[Collected data entries]
— Begin —

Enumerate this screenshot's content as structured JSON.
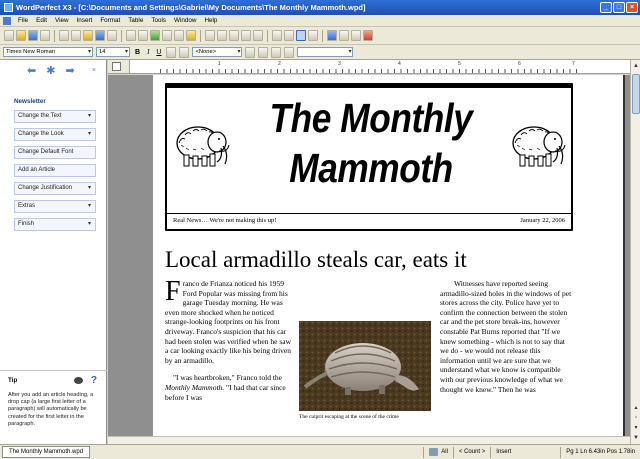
{
  "window": {
    "title": "WordPerfect X3 - [C:\\Documents and Settings\\Gabriel\\My Documents\\The Monthly Mammoth.wpd]"
  },
  "menu": [
    "File",
    "Edit",
    "View",
    "Insert",
    "Format",
    "Table",
    "Tools",
    "Window",
    "Help"
  ],
  "property_bar": {
    "font": "Times New Roman",
    "size": "14",
    "style": "<None>"
  },
  "sidebar": {
    "section": "Newsletter",
    "items": [
      {
        "label": "Change the Text",
        "dropdown": true
      },
      {
        "label": "Change the Look",
        "dropdown": true
      },
      {
        "label": "Change Default Font",
        "dropdown": false
      },
      {
        "label": "Add an Article",
        "dropdown": false
      },
      {
        "label": "Change Justification",
        "dropdown": true
      },
      {
        "label": "Extras",
        "dropdown": true
      },
      {
        "label": "Finish",
        "dropdown": true
      }
    ],
    "tip_heading": "Tip",
    "tip_text": "After you add an article heading, a drop cap (a large first letter of a paragraph) will automatically be created for the first letter in the paragraph."
  },
  "ruler": {
    "numbers": [
      "1",
      "2",
      "3",
      "4",
      "5",
      "6",
      "7"
    ]
  },
  "document": {
    "masthead_line1": "The Monthly",
    "masthead_line2": "Mammoth",
    "tagline": "Real News… We're not making this up!",
    "date": "January 22, 2006",
    "headline": "Local armadillo steals car, eats it",
    "dropcap": "F",
    "col1_p1": "ranco de Frianza noticed his 1959 Ford Popular was missing from his garage Tuesday morning. He was even more shocked when he noticed strange-looking footprints on his front driveway. Franco's suspicion that his car had been stolen was verified when he saw a car looking exactly like his being driven by an armadillo.",
    "col1_p2a": "\"I was heartbroken,\" Franco told the ",
    "col1_p2em": "Monthly Mammoth",
    "col1_p2b": ". \"I had that car since before I was",
    "col3_text": "Witnesses have reported seeing armadillo-sized holes in the windows of pet stores across the city. Police have yet to confirm the connection between the stolen car and the pet store break-ins, however constable Pat Burns reported that \"If we knew something - which is not to say that we do - we would not release this information until we are sure that we understand what we know is compatible with our previous knowledge of what we thought we knew.\" Then he was",
    "caption": "The culprit escaping at the scene of the crime"
  },
  "statusbar": {
    "doc_tab": "The Monthly Mammoth.wpd",
    "all": "All",
    "count": "< Count >",
    "mode": "Insert",
    "position": "Pg 1 Ln 6.43in Pos 1.78in"
  },
  "colors": {
    "titlebar": "#1e4fb0",
    "accent": "#4a7bd1"
  }
}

— End —

Check each line of the data above for the string "Change", then report how many lines have it, with no other words.

**IN RESPONSE**
4